_Task prompt_.
Reproduce the entries below verbatim, line for line, without any changes.

_Entries provided_.
┏━━

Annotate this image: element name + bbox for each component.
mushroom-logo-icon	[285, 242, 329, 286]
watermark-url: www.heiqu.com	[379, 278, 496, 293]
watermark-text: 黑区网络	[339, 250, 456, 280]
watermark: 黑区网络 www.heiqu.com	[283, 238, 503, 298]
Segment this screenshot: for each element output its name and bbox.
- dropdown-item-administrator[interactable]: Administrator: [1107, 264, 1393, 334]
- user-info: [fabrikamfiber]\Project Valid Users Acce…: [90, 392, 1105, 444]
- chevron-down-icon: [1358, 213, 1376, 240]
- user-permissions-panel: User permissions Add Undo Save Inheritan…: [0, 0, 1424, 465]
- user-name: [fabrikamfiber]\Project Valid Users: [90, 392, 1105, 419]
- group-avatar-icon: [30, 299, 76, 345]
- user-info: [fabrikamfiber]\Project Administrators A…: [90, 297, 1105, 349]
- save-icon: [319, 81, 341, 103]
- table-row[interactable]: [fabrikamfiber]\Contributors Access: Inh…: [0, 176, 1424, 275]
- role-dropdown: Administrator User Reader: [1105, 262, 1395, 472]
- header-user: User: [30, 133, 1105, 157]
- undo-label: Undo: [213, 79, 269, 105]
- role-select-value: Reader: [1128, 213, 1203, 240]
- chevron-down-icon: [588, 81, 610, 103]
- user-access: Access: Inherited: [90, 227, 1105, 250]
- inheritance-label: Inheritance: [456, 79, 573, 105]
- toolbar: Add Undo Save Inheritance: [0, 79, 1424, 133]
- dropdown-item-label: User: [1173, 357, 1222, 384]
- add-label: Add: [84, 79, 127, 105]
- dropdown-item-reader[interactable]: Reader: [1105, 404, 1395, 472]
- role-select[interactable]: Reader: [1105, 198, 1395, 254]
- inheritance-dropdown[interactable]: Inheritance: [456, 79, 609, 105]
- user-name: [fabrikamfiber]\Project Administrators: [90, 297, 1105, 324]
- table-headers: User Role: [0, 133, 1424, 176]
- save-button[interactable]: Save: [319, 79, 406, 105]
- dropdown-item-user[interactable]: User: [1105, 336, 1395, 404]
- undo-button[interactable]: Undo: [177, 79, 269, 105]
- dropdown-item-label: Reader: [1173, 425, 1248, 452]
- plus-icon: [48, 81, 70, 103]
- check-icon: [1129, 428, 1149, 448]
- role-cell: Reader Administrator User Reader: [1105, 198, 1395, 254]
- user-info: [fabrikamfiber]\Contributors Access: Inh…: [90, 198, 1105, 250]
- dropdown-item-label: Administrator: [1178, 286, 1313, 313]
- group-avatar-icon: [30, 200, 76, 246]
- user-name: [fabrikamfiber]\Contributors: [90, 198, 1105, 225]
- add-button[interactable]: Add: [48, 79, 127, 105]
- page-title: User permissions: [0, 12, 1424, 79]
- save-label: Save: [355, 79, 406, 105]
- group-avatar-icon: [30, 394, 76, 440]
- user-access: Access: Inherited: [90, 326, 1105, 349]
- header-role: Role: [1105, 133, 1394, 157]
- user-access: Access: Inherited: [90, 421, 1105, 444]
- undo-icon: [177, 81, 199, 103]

┗━━

_Exercise result_.
Annotate this image: element name + bbox for each component.
mushroom-logo-icon	[285, 242, 329, 286]
watermark-url: www.heiqu.com	[379, 278, 496, 293]
watermark-text: 黑区网络	[339, 250, 456, 280]
watermark: 黑区网络 www.heiqu.com	[283, 238, 503, 298]
Segment this screenshot: for each element output its name and bbox.
- dropdown-item-administrator[interactable]: Administrator: [1107, 264, 1393, 334]
- user-info: [fabrikamfiber]\Project Valid Users Acce…: [90, 392, 1105, 444]
- chevron-down-icon: [1358, 213, 1376, 240]
- user-permissions-panel: User permissions Add Undo Save Inheritan…: [0, 0, 1424, 465]
- user-name: [fabrikamfiber]\Project Valid Users: [90, 392, 1105, 419]
- group-avatar-icon: [30, 299, 76, 345]
- user-info: [fabrikamfiber]\Project Administrators A…: [90, 297, 1105, 349]
- save-icon: [319, 81, 341, 103]
- table-row[interactable]: [fabrikamfiber]\Contributors Access: Inh…: [0, 176, 1424, 275]
- role-dropdown: Administrator User Reader: [1105, 262, 1395, 472]
- header-user: User: [30, 133, 1105, 157]
- undo-label: Undo: [213, 79, 269, 105]
- role-select-value: Reader: [1128, 213, 1203, 240]
- chevron-down-icon: [588, 81, 610, 103]
- user-access: Access: Inherited: [90, 227, 1105, 250]
- inheritance-label: Inheritance: [456, 79, 573, 105]
- toolbar: Add Undo Save Inheritance: [0, 79, 1424, 133]
- dropdown-item-label: User: [1173, 357, 1222, 384]
- add-label: Add: [84, 79, 127, 105]
- dropdown-item-reader[interactable]: Reader: [1105, 404, 1395, 472]
- role-select[interactable]: Reader: [1105, 198, 1395, 254]
- inheritance-dropdown[interactable]: Inheritance: [456, 79, 609, 105]
- user-name: [fabrikamfiber]\Project Administrators: [90, 297, 1105, 324]
- table-headers: User Role: [0, 133, 1424, 176]
- save-button[interactable]: Save: [319, 79, 406, 105]
- dropdown-item-user[interactable]: User: [1105, 336, 1395, 404]
- undo-button[interactable]: Undo: [177, 79, 269, 105]
- dropdown-item-label: Reader: [1173, 425, 1248, 452]
- plus-icon: [48, 81, 70, 103]
- check-icon: [1129, 428, 1149, 448]
- role-cell: Reader Administrator User Reader: [1105, 198, 1395, 254]
- user-info: [fabrikamfiber]\Contributors Access: Inh…: [90, 198, 1105, 250]
- dropdown-item-label: Administrator: [1178, 286, 1313, 313]
- group-avatar-icon: [30, 200, 76, 246]
- user-name: [fabrikamfiber]\Contributors: [90, 198, 1105, 225]
- add-button[interactable]: Add: [48, 79, 127, 105]
- page-title: User permissions: [0, 12, 1424, 79]
- save-label: Save: [355, 79, 406, 105]
- group-avatar-icon: [30, 394, 76, 440]
- user-access: Access: Inherited: [90, 326, 1105, 349]
- header-role: Role: [1105, 133, 1394, 157]
- user-access: Access: Inherited: [90, 421, 1105, 444]
- undo-icon: [177, 81, 199, 103]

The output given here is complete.